#### Records for this task ####
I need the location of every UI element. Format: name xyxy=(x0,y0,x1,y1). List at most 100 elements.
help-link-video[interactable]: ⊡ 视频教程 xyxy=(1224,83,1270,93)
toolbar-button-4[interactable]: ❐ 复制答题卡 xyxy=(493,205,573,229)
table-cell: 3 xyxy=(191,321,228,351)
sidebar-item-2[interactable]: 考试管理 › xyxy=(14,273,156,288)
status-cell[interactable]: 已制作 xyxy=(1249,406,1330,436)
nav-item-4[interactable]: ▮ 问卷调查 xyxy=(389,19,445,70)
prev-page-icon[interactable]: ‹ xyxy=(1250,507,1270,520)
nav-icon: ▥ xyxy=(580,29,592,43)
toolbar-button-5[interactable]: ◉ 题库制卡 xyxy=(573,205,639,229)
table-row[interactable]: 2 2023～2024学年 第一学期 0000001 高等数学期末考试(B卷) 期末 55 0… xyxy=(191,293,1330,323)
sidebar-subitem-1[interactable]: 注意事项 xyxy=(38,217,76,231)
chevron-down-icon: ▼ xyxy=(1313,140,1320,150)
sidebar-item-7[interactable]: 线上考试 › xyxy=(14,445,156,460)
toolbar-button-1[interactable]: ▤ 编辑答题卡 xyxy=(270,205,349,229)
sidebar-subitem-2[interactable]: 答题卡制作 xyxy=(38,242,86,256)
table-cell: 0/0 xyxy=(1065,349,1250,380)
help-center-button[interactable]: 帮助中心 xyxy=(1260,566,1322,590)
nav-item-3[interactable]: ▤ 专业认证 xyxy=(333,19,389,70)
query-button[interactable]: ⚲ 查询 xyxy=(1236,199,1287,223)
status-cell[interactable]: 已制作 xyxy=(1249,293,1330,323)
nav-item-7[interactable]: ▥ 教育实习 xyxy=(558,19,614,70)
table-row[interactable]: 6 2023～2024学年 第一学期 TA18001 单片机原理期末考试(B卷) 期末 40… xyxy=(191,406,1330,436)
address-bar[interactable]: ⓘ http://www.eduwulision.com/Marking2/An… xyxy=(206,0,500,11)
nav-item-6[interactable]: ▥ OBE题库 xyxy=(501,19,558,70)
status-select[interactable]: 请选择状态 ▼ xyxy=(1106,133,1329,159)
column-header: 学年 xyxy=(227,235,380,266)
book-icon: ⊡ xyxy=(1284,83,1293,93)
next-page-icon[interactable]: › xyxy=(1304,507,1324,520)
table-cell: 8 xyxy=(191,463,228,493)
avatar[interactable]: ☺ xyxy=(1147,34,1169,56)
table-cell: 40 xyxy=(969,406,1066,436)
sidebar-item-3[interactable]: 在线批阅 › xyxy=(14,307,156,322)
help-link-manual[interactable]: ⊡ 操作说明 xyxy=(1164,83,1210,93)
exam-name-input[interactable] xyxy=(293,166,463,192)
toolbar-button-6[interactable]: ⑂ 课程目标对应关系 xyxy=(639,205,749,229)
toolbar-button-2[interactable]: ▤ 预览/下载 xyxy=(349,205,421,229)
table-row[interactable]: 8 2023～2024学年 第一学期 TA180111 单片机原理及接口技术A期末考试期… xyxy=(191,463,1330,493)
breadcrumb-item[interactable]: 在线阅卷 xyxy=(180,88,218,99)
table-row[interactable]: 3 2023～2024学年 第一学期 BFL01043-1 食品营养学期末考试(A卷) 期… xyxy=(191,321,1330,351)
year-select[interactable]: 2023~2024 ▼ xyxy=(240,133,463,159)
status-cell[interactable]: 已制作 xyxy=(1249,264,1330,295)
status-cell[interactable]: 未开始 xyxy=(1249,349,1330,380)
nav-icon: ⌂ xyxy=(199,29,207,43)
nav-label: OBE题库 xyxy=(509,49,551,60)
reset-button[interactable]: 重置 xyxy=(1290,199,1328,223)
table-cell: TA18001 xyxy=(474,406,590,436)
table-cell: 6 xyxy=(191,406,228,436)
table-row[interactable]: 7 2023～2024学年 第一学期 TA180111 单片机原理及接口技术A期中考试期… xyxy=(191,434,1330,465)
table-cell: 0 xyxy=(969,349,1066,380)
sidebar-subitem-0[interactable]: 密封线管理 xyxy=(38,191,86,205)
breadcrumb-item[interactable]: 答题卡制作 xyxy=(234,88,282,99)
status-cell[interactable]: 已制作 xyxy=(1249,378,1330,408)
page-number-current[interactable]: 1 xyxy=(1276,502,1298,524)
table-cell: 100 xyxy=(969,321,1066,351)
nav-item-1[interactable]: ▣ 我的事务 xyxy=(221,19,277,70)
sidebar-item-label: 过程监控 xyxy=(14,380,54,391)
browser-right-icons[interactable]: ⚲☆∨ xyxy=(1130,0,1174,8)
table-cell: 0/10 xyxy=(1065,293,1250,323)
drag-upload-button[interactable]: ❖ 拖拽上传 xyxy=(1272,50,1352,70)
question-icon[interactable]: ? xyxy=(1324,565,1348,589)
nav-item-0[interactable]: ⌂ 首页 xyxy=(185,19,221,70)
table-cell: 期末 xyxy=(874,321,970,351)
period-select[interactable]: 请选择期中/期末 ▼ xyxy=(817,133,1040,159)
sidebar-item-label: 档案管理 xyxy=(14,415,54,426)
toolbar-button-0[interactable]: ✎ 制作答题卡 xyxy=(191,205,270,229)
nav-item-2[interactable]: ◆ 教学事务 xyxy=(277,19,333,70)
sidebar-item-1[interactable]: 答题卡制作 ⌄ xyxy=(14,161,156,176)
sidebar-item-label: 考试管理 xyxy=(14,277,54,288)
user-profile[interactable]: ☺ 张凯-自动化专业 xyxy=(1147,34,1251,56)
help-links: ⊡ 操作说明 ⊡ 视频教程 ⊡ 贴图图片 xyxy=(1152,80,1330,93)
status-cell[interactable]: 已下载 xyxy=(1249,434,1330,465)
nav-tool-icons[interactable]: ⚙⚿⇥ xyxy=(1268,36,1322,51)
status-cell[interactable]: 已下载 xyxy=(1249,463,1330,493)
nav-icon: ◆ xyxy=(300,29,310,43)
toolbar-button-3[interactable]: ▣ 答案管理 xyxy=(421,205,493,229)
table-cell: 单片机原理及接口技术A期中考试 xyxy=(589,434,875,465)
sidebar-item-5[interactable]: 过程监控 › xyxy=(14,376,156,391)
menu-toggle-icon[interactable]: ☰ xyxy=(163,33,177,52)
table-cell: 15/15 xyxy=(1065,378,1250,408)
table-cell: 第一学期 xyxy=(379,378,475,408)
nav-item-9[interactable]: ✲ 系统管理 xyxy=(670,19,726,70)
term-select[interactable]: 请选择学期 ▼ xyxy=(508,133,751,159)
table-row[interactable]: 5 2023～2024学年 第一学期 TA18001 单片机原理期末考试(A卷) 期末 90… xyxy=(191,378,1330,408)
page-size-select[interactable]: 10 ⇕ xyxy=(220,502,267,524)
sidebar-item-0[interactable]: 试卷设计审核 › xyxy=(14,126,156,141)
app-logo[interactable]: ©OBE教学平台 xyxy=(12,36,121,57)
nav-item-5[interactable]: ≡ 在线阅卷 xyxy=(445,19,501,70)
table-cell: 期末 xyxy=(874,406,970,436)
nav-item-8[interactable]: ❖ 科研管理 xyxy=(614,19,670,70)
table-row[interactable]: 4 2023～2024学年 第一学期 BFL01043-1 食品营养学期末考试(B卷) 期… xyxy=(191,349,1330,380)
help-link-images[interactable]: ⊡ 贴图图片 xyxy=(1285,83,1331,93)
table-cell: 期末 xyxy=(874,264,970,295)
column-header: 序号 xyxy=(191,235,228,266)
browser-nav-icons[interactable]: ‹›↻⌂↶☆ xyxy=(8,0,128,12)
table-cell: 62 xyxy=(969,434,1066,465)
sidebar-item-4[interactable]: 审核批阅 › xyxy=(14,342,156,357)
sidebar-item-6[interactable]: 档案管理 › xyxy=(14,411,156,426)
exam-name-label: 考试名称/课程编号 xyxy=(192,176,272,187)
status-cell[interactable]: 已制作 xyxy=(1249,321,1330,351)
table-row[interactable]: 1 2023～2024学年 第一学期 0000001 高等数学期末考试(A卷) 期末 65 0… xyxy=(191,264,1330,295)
####
**Given task**:
Express everything from the first item down to the line containing "status-cell[interactable]: 已制作 xyxy=(1249,406,1330,436)" as a JSON list of strings, one string per line, leaving out blank lines.

**Result of the exercise**:
[
  "I need the location of every UI element. Format: name xyxy=(x0,y0,x1,y1). List at most 100 elements.",
  "help-link-video[interactable]: ⊡ 视频教程 xyxy=(1224,83,1270,93)",
  "toolbar-button-4[interactable]: ❐ 复制答题卡 xyxy=(493,205,573,229)",
  "table-cell: 3 xyxy=(191,321,228,351)",
  "sidebar-item-2[interactable]: 考试管理 › xyxy=(14,273,156,288)",
  "status-cell[interactable]: 已制作 xyxy=(1249,406,1330,436)"
]